## WHAT TO WORK ON
Show all lines holding the string "lightgreen".

[STORED RECORDS start]

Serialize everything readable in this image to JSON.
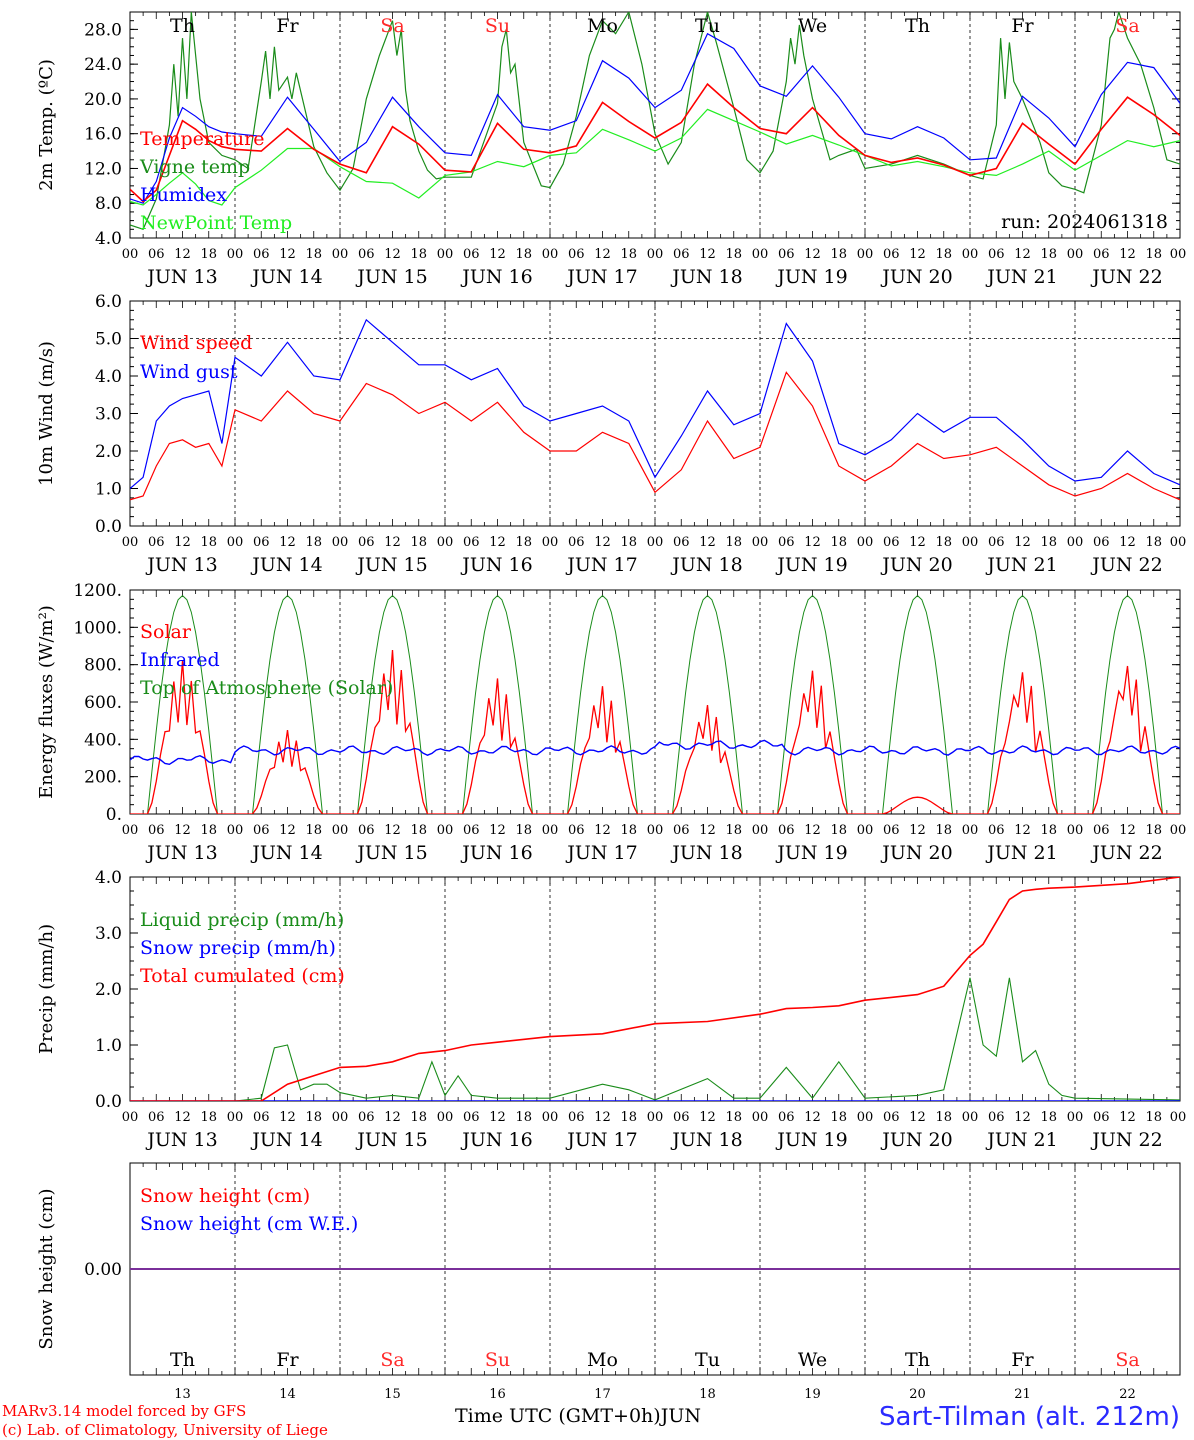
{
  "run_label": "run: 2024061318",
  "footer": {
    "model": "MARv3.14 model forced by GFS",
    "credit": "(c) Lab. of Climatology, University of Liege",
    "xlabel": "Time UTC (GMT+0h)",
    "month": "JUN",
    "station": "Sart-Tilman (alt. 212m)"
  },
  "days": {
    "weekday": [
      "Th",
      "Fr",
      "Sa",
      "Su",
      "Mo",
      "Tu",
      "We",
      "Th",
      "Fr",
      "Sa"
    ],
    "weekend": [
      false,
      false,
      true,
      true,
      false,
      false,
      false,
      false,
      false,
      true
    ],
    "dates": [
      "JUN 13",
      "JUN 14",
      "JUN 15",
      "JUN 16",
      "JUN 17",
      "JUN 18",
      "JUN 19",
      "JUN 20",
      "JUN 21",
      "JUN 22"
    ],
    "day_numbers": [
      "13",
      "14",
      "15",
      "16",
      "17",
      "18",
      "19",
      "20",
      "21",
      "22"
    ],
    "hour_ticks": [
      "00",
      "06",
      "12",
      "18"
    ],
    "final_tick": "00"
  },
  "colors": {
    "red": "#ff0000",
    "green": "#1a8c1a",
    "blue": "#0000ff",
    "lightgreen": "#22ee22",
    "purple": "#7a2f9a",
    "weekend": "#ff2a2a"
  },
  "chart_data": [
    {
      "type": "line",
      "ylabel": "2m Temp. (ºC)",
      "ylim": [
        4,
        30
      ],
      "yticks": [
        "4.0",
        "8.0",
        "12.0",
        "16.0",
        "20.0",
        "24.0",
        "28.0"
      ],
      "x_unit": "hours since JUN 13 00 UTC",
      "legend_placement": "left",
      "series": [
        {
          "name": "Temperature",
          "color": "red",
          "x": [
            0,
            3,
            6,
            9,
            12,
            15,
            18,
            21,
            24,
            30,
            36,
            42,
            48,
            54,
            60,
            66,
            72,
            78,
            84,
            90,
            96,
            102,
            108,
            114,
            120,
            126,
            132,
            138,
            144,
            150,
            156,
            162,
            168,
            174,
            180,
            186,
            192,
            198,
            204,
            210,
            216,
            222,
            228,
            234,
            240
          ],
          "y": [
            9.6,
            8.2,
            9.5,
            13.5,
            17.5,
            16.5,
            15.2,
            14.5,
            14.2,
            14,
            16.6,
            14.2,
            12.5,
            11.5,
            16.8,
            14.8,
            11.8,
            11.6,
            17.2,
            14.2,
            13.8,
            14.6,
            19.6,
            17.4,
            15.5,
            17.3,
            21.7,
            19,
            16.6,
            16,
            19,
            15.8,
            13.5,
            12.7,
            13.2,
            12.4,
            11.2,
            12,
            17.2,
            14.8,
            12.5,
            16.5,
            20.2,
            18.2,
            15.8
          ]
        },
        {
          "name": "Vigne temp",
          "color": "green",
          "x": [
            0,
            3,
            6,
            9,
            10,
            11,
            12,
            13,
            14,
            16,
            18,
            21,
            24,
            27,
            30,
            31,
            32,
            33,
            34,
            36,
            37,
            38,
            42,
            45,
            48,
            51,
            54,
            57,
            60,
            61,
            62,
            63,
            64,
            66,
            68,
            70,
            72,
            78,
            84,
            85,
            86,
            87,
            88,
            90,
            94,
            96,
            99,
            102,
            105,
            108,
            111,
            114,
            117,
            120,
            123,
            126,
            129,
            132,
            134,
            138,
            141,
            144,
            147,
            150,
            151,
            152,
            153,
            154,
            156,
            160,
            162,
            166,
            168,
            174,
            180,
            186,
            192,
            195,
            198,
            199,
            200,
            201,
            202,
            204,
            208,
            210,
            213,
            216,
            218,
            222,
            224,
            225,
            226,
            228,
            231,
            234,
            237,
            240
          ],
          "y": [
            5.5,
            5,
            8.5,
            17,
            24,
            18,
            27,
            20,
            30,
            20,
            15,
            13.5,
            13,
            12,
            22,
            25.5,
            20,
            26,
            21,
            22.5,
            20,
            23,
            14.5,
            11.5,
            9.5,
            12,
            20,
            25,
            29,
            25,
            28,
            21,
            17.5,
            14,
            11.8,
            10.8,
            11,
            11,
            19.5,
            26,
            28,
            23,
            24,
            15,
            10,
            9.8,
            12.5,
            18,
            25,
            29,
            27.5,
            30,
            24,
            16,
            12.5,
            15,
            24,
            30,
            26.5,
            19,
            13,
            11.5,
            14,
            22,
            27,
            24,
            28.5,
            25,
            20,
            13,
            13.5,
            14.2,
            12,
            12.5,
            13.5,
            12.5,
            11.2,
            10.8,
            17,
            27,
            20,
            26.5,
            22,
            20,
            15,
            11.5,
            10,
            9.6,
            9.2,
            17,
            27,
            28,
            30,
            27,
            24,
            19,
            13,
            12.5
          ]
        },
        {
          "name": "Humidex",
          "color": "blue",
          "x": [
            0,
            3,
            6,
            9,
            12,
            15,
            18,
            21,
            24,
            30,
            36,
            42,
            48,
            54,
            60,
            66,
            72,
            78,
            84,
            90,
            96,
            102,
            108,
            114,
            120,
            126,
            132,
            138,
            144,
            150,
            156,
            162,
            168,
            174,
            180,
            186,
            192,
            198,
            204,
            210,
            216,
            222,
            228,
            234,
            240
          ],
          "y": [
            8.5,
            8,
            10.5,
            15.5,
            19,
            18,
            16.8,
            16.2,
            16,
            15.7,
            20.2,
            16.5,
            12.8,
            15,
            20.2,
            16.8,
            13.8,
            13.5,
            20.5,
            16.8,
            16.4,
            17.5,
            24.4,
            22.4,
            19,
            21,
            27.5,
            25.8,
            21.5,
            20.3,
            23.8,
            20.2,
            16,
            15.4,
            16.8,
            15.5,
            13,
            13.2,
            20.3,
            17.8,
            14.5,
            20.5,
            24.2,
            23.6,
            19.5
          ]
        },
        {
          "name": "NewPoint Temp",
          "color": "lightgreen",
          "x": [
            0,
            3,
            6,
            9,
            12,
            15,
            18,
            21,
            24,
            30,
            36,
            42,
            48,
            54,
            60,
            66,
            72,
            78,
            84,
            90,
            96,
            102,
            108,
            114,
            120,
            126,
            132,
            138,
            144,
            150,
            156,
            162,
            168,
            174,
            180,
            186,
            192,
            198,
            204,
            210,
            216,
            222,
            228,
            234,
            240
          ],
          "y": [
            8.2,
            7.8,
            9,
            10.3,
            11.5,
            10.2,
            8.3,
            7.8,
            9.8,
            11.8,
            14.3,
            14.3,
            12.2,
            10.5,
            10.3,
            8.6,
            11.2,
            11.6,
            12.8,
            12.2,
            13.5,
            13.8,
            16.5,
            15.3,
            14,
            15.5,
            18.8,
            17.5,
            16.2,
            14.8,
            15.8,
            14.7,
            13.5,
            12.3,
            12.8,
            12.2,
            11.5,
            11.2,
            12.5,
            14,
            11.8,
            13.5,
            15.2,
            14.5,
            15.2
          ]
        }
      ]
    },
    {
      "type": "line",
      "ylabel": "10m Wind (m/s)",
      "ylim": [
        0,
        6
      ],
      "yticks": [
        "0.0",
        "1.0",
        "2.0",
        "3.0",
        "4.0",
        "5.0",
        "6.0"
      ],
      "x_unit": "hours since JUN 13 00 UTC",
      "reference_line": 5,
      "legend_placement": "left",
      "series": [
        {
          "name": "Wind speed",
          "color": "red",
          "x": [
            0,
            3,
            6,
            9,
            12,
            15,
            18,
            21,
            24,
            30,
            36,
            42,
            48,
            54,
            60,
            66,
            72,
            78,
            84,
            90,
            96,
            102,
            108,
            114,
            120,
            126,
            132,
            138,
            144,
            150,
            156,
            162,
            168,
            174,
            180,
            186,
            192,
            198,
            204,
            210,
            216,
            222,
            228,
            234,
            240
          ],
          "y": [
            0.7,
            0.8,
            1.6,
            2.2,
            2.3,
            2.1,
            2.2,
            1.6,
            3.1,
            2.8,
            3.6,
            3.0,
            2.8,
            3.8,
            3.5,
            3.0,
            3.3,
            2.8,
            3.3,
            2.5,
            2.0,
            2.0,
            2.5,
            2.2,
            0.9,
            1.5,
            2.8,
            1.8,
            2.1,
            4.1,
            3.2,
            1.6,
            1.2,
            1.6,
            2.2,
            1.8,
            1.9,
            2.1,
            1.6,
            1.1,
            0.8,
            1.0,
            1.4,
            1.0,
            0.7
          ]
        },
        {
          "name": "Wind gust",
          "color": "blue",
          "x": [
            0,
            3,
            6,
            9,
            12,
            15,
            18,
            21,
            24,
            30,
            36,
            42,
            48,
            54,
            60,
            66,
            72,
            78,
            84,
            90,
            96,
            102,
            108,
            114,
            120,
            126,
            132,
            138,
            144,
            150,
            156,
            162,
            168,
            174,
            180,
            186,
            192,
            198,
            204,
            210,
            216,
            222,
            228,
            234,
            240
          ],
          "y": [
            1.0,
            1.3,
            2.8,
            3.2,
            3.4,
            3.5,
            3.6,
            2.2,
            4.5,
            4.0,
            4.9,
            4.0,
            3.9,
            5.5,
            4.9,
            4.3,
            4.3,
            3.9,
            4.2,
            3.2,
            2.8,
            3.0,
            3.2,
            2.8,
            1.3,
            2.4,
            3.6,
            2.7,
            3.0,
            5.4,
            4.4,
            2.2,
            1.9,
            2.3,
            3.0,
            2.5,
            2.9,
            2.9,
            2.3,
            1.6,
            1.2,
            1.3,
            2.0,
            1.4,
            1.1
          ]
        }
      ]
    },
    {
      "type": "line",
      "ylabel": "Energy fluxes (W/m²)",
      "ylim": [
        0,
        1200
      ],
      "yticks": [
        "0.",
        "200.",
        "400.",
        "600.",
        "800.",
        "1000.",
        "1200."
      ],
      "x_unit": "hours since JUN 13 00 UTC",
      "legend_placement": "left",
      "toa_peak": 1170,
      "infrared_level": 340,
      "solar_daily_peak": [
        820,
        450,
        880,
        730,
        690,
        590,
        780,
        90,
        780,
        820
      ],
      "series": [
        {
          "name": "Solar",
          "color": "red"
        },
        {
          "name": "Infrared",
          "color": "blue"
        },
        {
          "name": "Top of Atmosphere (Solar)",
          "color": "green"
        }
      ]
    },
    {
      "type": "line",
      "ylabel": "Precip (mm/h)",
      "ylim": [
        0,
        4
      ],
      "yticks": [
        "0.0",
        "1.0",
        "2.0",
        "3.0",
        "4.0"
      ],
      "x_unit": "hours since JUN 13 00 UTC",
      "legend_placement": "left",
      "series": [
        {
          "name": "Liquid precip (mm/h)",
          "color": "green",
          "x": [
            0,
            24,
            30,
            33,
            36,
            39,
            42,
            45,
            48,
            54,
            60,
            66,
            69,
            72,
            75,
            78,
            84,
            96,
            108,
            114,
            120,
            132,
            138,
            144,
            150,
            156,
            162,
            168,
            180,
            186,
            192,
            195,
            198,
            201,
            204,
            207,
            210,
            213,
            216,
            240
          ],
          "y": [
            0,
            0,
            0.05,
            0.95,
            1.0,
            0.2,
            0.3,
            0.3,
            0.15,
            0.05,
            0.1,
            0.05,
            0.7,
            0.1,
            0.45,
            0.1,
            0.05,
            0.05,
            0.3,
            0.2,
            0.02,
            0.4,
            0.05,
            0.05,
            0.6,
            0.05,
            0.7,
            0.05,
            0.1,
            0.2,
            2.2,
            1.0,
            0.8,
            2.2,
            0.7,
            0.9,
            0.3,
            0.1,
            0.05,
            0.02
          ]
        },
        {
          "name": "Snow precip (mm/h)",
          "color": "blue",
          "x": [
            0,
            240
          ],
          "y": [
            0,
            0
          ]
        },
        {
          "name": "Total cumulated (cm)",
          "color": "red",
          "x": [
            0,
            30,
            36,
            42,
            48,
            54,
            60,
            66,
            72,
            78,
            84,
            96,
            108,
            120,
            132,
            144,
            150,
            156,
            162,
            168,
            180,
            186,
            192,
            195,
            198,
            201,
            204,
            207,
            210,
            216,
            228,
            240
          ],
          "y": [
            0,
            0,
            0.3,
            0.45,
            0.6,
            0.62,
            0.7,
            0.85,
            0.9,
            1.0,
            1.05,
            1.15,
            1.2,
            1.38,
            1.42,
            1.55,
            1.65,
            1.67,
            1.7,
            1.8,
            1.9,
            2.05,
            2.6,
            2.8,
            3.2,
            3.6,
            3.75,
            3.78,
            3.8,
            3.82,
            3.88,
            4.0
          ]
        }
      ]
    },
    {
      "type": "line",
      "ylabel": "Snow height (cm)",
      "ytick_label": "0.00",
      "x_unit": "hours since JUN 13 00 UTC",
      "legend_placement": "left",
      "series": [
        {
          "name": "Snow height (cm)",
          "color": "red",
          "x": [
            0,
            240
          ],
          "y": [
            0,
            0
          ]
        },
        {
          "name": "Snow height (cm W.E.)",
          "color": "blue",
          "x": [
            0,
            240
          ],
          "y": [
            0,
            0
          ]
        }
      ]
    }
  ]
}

[STORED RECORDS end]

## THE OUTPUT
    "lightgreen": "#22ee22",
          "color": "lightgreen",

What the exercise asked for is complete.